▶ [PROMPT 1]: In the solar power FAQ, what is the main reason given for payback times being good in all the states and territories?
▶ [PROMPT 2]: Extend the solar power FAQ past its final answer.

Frequently asked questions
Here at CHOICE there are some questions we get asked all the time when it comes to solar PV installations. We put those questions to Damien Moyse from the ATA.
Q: Is now a good time to install solar power?
A: Yes. The payback times in all the states and territories are pretty good now, mainly because the technology is so cheap at the moment. It’s hard to imagine it can stay at this level as it’s not much above the cost price of the gear and the labour costs.
Q: Why do the payback times promised by installers end up being inaccurate?
A: A payback time’s calculation is complex, with 15 or more different variables and no consumer system is the same. When you see a quoted claim by a supplier it’s based on the supplier’s assumptions, which may be different to your reality. The best thing to do is get your energy consumption data for as long a period as you can – ideally longer than 12 months – and think really hard about when you use electricity in your house, and make a calculation based on your individual numbers. Visit the ATA for a calculator.
Q: Can suppliers be held to their payback times promises?
A: Most suppliers will give you a range for the amount your electricity bill will go down, and have disclaimers on their websites or in their terms and conditions saying you need to get specific financial advice for how it will affect your property, and that these are just generic estimates.

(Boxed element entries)
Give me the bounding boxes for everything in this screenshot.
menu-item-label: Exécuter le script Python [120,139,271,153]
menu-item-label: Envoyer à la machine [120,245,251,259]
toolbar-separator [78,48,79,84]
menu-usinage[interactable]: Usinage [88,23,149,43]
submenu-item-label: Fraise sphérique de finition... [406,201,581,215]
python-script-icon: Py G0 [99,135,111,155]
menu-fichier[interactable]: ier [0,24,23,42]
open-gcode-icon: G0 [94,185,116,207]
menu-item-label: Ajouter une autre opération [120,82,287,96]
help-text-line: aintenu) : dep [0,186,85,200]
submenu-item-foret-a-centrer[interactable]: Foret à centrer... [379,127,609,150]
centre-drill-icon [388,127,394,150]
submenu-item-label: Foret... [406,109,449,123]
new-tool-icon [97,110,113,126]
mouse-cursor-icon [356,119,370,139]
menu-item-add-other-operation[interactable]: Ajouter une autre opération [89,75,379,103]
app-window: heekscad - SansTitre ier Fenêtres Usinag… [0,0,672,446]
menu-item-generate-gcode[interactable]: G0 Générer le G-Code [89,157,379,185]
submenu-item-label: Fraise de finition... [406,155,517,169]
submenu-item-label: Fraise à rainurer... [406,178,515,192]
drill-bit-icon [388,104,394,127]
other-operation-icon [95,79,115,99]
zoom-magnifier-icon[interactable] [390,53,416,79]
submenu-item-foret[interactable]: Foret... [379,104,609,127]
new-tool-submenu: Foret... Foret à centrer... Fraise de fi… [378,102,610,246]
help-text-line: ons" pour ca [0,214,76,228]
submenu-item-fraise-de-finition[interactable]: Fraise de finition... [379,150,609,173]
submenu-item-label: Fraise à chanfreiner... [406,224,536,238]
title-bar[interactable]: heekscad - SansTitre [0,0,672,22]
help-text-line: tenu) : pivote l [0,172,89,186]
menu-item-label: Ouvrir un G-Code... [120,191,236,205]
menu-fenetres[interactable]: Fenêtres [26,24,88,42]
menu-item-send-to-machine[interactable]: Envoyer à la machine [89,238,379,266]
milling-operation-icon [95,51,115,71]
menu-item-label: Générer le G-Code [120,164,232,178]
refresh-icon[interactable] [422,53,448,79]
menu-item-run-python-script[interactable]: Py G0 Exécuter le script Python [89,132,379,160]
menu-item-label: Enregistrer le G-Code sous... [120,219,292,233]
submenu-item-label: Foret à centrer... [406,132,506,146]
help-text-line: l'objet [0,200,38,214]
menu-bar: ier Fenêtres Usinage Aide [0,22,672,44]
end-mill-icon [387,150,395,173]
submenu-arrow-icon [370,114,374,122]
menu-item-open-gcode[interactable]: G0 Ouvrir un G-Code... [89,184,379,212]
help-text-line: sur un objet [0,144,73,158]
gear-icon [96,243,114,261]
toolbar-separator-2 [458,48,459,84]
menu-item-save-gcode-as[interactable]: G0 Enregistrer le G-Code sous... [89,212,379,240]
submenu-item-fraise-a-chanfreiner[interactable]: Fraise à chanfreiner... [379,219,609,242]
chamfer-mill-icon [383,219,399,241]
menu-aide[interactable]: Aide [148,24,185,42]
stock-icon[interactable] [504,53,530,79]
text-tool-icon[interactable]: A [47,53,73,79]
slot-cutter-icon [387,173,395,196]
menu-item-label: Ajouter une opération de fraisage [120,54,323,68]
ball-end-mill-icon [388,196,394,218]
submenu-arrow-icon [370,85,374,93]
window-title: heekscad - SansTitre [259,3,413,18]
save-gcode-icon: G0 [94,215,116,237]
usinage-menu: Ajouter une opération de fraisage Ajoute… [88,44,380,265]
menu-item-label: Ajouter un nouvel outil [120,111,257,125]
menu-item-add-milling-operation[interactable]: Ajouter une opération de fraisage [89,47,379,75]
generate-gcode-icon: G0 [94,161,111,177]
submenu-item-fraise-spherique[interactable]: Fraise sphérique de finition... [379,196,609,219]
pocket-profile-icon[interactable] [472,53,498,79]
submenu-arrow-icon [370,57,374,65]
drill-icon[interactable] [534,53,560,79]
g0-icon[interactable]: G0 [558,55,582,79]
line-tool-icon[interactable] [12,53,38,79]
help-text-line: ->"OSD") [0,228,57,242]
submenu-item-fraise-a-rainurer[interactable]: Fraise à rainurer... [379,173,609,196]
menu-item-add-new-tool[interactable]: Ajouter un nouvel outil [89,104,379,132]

▶ [RESPONSE 1]: The technology is so cheap at the moment.

▶ [RESPONSE 2]:
Q: Is bigger better?
A: No. You need to understand how much electricity you use in your home between roughly 9am and 5pm (when your PV system is generating at its peak) and match the size of your system to that consumption pattern. If you don’t consume much energy during the day then you’ll want a smaller system that just feeds your fridge. If you have a family at home during the day, you’ll need a bigger system.
Nowadays you don’t get much money back from feeding electricity back into the grid, and you actually pay more for the electricity you use than you get in FiT. So you want to maximise your own usage of your solar PV, and minimise your export into the grid. That’s why exporting less to the grid shortens your payback times.
Q: Is there an environmental reason to export energy into the grid?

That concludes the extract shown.